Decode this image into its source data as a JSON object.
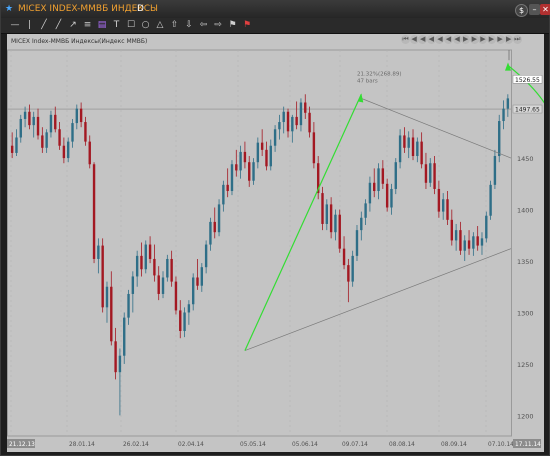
{
  "title": {
    "star": "★",
    "name": "MICEX INDEX-ММВБ ИНДЕКСЫ",
    "period": "D"
  },
  "window": {
    "info": "$",
    "minimize": "–",
    "close": "✕"
  },
  "toolbar": [
    "—",
    "|",
    "╱",
    "╱",
    "↗",
    "≡",
    "▤",
    "T",
    "☐",
    "○",
    "△",
    "⇧",
    "⇩",
    "⇦",
    "⇨",
    "⚑",
    "⚑"
  ],
  "nav_buttons": [
    "⏮",
    "◀",
    "◀",
    "◀",
    "◀",
    "◀",
    "◀",
    "▶",
    "▶",
    "▶",
    "▶",
    "▶",
    "▶",
    "⏭"
  ],
  "chart_data": {
    "type": "candlestick",
    "instrument_label": "MICEX Index-ММВБ Индексы(Индекс ММВБ)",
    "y_ticks": [
      1500,
      1450,
      1400,
      1350,
      1300,
      1250,
      1200
    ],
    "ylim": [
      1180,
      1555
    ],
    "x_ticks": [
      "21.12.13",
      "28.01.14",
      "26.02.14",
      "02.04.14",
      "05.05.14",
      "05.06.14",
      "09.07.14",
      "08.08.14",
      "08.09.14",
      "07.10.14"
    ],
    "first_label": "21.12.13",
    "last_label": "17.11.14",
    "price_labels": [
      {
        "value": "1526.55",
        "y": 1526.55
      },
      {
        "value": "1497.65",
        "y": 1497.65
      }
    ],
    "annotation": {
      "line1": "21.32%(268.89)",
      "line2": "47 bars"
    },
    "candles": [
      {
        "o": 1462,
        "h": 1475,
        "l": 1450,
        "c": 1455
      },
      {
        "o": 1455,
        "h": 1478,
        "l": 1452,
        "c": 1470
      },
      {
        "o": 1470,
        "h": 1492,
        "l": 1465,
        "c": 1488
      },
      {
        "o": 1488,
        "h": 1500,
        "l": 1480,
        "c": 1495
      },
      {
        "o": 1495,
        "h": 1502,
        "l": 1478,
        "c": 1482
      },
      {
        "o": 1482,
        "h": 1495,
        "l": 1470,
        "c": 1490
      },
      {
        "o": 1490,
        "h": 1498,
        "l": 1468,
        "c": 1472
      },
      {
        "o": 1472,
        "h": 1480,
        "l": 1455,
        "c": 1460
      },
      {
        "o": 1460,
        "h": 1478,
        "l": 1455,
        "c": 1475
      },
      {
        "o": 1475,
        "h": 1496,
        "l": 1470,
        "c": 1492
      },
      {
        "o": 1492,
        "h": 1500,
        "l": 1475,
        "c": 1478
      },
      {
        "o": 1478,
        "h": 1485,
        "l": 1458,
        "c": 1462
      },
      {
        "o": 1462,
        "h": 1470,
        "l": 1445,
        "c": 1450
      },
      {
        "o": 1450,
        "h": 1470,
        "l": 1446,
        "c": 1466
      },
      {
        "o": 1466,
        "h": 1488,
        "l": 1460,
        "c": 1484
      },
      {
        "o": 1484,
        "h": 1502,
        "l": 1478,
        "c": 1498
      },
      {
        "o": 1498,
        "h": 1504,
        "l": 1480,
        "c": 1485
      },
      {
        "o": 1485,
        "h": 1490,
        "l": 1462,
        "c": 1466
      },
      {
        "o": 1466,
        "h": 1472,
        "l": 1440,
        "c": 1444
      },
      {
        "o": 1444,
        "h": 1446,
        "l": 1348,
        "c": 1352
      },
      {
        "o": 1352,
        "h": 1372,
        "l": 1338,
        "c": 1365
      },
      {
        "o": 1365,
        "h": 1372,
        "l": 1300,
        "c": 1305
      },
      {
        "o": 1305,
        "h": 1330,
        "l": 1290,
        "c": 1325
      },
      {
        "o": 1325,
        "h": 1340,
        "l": 1268,
        "c": 1272
      },
      {
        "o": 1272,
        "h": 1285,
        "l": 1235,
        "c": 1242
      },
      {
        "o": 1242,
        "h": 1265,
        "l": 1200,
        "c": 1258
      },
      {
        "o": 1258,
        "h": 1300,
        "l": 1250,
        "c": 1295
      },
      {
        "o": 1295,
        "h": 1322,
        "l": 1288,
        "c": 1318
      },
      {
        "o": 1318,
        "h": 1340,
        "l": 1300,
        "c": 1335
      },
      {
        "o": 1335,
        "h": 1360,
        "l": 1325,
        "c": 1355
      },
      {
        "o": 1355,
        "h": 1368,
        "l": 1335,
        "c": 1342
      },
      {
        "o": 1342,
        "h": 1370,
        "l": 1338,
        "c": 1366
      },
      {
        "o": 1366,
        "h": 1374,
        "l": 1348,
        "c": 1352
      },
      {
        "o": 1352,
        "h": 1366,
        "l": 1330,
        "c": 1336
      },
      {
        "o": 1336,
        "h": 1345,
        "l": 1312,
        "c": 1318
      },
      {
        "o": 1318,
        "h": 1340,
        "l": 1314,
        "c": 1334
      },
      {
        "o": 1334,
        "h": 1356,
        "l": 1330,
        "c": 1352
      },
      {
        "o": 1352,
        "h": 1360,
        "l": 1325,
        "c": 1330
      },
      {
        "o": 1330,
        "h": 1335,
        "l": 1298,
        "c": 1302
      },
      {
        "o": 1302,
        "h": 1312,
        "l": 1275,
        "c": 1282
      },
      {
        "o": 1282,
        "h": 1305,
        "l": 1276,
        "c": 1300
      },
      {
        "o": 1300,
        "h": 1312,
        "l": 1288,
        "c": 1308
      },
      {
        "o": 1308,
        "h": 1338,
        "l": 1302,
        "c": 1334
      },
      {
        "o": 1334,
        "h": 1352,
        "l": 1322,
        "c": 1326
      },
      {
        "o": 1326,
        "h": 1348,
        "l": 1320,
        "c": 1344
      },
      {
        "o": 1344,
        "h": 1370,
        "l": 1338,
        "c": 1366
      },
      {
        "o": 1366,
        "h": 1392,
        "l": 1360,
        "c": 1388
      },
      {
        "o": 1388,
        "h": 1402,
        "l": 1372,
        "c": 1378
      },
      {
        "o": 1378,
        "h": 1410,
        "l": 1374,
        "c": 1405
      },
      {
        "o": 1405,
        "h": 1428,
        "l": 1398,
        "c": 1424
      },
      {
        "o": 1424,
        "h": 1440,
        "l": 1412,
        "c": 1418
      },
      {
        "o": 1418,
        "h": 1448,
        "l": 1414,
        "c": 1444
      },
      {
        "o": 1444,
        "h": 1458,
        "l": 1432,
        "c": 1438
      },
      {
        "o": 1438,
        "h": 1462,
        "l": 1430,
        "c": 1456
      },
      {
        "o": 1456,
        "h": 1466,
        "l": 1440,
        "c": 1446
      },
      {
        "o": 1446,
        "h": 1452,
        "l": 1422,
        "c": 1428
      },
      {
        "o": 1428,
        "h": 1450,
        "l": 1424,
        "c": 1446
      },
      {
        "o": 1446,
        "h": 1470,
        "l": 1440,
        "c": 1465
      },
      {
        "o": 1465,
        "h": 1478,
        "l": 1452,
        "c": 1458
      },
      {
        "o": 1458,
        "h": 1466,
        "l": 1438,
        "c": 1442
      },
      {
        "o": 1442,
        "h": 1468,
        "l": 1438,
        "c": 1462
      },
      {
        "o": 1462,
        "h": 1482,
        "l": 1456,
        "c": 1478
      },
      {
        "o": 1478,
        "h": 1492,
        "l": 1468,
        "c": 1485
      },
      {
        "o": 1485,
        "h": 1500,
        "l": 1474,
        "c": 1495
      },
      {
        "o": 1495,
        "h": 1498,
        "l": 1470,
        "c": 1476
      },
      {
        "o": 1476,
        "h": 1492,
        "l": 1465,
        "c": 1490
      },
      {
        "o": 1490,
        "h": 1505,
        "l": 1478,
        "c": 1482
      },
      {
        "o": 1482,
        "h": 1508,
        "l": 1476,
        "c": 1504
      },
      {
        "o": 1504,
        "h": 1512,
        "l": 1488,
        "c": 1494
      },
      {
        "o": 1494,
        "h": 1500,
        "l": 1470,
        "c": 1475
      },
      {
        "o": 1475,
        "h": 1485,
        "l": 1440,
        "c": 1445
      },
      {
        "o": 1445,
        "h": 1452,
        "l": 1410,
        "c": 1416
      },
      {
        "o": 1416,
        "h": 1422,
        "l": 1380,
        "c": 1386
      },
      {
        "o": 1386,
        "h": 1410,
        "l": 1380,
        "c": 1405
      },
      {
        "o": 1405,
        "h": 1412,
        "l": 1372,
        "c": 1378
      },
      {
        "o": 1378,
        "h": 1400,
        "l": 1370,
        "c": 1395
      },
      {
        "o": 1395,
        "h": 1400,
        "l": 1358,
        "c": 1362
      },
      {
        "o": 1362,
        "h": 1374,
        "l": 1342,
        "c": 1346
      },
      {
        "o": 1346,
        "h": 1352,
        "l": 1310,
        "c": 1330
      },
      {
        "o": 1330,
        "h": 1360,
        "l": 1325,
        "c": 1355
      },
      {
        "o": 1355,
        "h": 1385,
        "l": 1350,
        "c": 1380
      },
      {
        "o": 1380,
        "h": 1398,
        "l": 1370,
        "c": 1392
      },
      {
        "o": 1392,
        "h": 1410,
        "l": 1385,
        "c": 1406
      },
      {
        "o": 1406,
        "h": 1432,
        "l": 1398,
        "c": 1426
      },
      {
        "o": 1426,
        "h": 1440,
        "l": 1412,
        "c": 1418
      },
      {
        "o": 1418,
        "h": 1445,
        "l": 1410,
        "c": 1440
      },
      {
        "o": 1440,
        "h": 1448,
        "l": 1420,
        "c": 1425
      },
      {
        "o": 1425,
        "h": 1430,
        "l": 1398,
        "c": 1402
      },
      {
        "o": 1402,
        "h": 1425,
        "l": 1395,
        "c": 1420
      },
      {
        "o": 1420,
        "h": 1450,
        "l": 1415,
        "c": 1446
      },
      {
        "o": 1446,
        "h": 1478,
        "l": 1440,
        "c": 1472
      },
      {
        "o": 1472,
        "h": 1480,
        "l": 1455,
        "c": 1460
      },
      {
        "o": 1460,
        "h": 1476,
        "l": 1450,
        "c": 1470
      },
      {
        "o": 1470,
        "h": 1478,
        "l": 1448,
        "c": 1452
      },
      {
        "o": 1452,
        "h": 1470,
        "l": 1446,
        "c": 1466
      },
      {
        "o": 1466,
        "h": 1475,
        "l": 1440,
        "c": 1444
      },
      {
        "o": 1444,
        "h": 1455,
        "l": 1420,
        "c": 1426
      },
      {
        "o": 1426,
        "h": 1450,
        "l": 1422,
        "c": 1445
      },
      {
        "o": 1445,
        "h": 1452,
        "l": 1415,
        "c": 1420
      },
      {
        "o": 1420,
        "h": 1428,
        "l": 1392,
        "c": 1398
      },
      {
        "o": 1398,
        "h": 1416,
        "l": 1390,
        "c": 1410
      },
      {
        "o": 1410,
        "h": 1418,
        "l": 1385,
        "c": 1390
      },
      {
        "o": 1390,
        "h": 1400,
        "l": 1365,
        "c": 1370
      },
      {
        "o": 1370,
        "h": 1386,
        "l": 1360,
        "c": 1380
      },
      {
        "o": 1380,
        "h": 1388,
        "l": 1356,
        "c": 1360
      },
      {
        "o": 1360,
        "h": 1375,
        "l": 1350,
        "c": 1370
      },
      {
        "o": 1370,
        "h": 1380,
        "l": 1356,
        "c": 1362
      },
      {
        "o": 1362,
        "h": 1378,
        "l": 1355,
        "c": 1374
      },
      {
        "o": 1374,
        "h": 1384,
        "l": 1360,
        "c": 1365
      },
      {
        "o": 1365,
        "h": 1378,
        "l": 1356,
        "c": 1372
      },
      {
        "o": 1372,
        "h": 1398,
        "l": 1368,
        "c": 1394
      },
      {
        "o": 1394,
        "h": 1428,
        "l": 1390,
        "c": 1424
      },
      {
        "o": 1424,
        "h": 1458,
        "l": 1420,
        "c": 1452
      },
      {
        "o": 1452,
        "h": 1492,
        "l": 1446,
        "c": 1486
      },
      {
        "o": 1486,
        "h": 1506,
        "l": 1478,
        "c": 1498
      },
      {
        "o": 1498,
        "h": 1512,
        "l": 1490,
        "c": 1508
      }
    ]
  }
}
-=-=-=-=-
» **Aim**
Above are the records; copy every line in them that holds the word "ММВБ".

» **Exercise answer**
    "name": "MICEX INDEX-ММВБ ИНДЕКСЫ",
    "instrument_label": "MICEX Index-ММВБ Индексы(Индекс ММВБ)",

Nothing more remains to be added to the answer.